Start

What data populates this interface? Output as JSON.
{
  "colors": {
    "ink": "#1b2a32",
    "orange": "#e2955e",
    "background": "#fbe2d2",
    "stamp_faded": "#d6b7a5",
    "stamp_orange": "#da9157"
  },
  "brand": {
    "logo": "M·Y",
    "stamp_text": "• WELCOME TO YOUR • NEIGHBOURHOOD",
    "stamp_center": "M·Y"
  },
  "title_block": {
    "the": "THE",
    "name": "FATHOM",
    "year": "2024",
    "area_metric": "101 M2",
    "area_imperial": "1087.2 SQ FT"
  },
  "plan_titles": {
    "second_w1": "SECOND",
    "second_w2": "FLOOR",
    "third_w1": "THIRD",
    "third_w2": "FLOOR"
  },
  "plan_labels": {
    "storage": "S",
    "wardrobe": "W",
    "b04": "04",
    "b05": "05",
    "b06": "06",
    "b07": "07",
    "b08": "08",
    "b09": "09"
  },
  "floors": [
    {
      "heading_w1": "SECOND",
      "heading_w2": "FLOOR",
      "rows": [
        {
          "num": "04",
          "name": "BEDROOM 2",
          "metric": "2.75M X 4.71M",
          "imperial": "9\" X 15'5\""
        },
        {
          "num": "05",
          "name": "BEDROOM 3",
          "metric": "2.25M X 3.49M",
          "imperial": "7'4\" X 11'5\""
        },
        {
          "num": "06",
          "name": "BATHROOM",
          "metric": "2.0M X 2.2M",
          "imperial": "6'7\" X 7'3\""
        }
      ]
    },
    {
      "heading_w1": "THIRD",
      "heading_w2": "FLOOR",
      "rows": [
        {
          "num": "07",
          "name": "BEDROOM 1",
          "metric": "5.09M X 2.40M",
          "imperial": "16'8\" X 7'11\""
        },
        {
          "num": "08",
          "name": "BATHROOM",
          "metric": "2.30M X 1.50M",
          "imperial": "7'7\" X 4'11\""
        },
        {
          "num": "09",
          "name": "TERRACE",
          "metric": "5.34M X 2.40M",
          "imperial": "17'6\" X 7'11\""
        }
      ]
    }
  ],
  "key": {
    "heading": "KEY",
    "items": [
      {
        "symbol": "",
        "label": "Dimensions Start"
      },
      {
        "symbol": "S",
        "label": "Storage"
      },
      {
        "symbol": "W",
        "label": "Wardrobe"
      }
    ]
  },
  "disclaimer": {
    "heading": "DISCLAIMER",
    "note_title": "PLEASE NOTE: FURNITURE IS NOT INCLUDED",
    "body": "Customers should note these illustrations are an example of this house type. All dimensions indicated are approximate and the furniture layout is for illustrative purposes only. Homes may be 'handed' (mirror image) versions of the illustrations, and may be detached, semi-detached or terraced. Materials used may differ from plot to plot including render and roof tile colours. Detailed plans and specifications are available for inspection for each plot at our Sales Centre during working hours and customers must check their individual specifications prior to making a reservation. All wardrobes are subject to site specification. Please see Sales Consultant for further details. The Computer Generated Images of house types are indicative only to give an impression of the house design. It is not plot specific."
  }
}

End

Direction:
Copy all the lines above that hold the string "name".

Finished task:
    "name": "FATHOM",
          "name": "BEDROOM 2",
          "name": "BEDROOM 3",
          "name": "BATHROOM",
          "name": "BEDROOM 1",
          "name": "BATHROOM",
          "name": "TERRACE",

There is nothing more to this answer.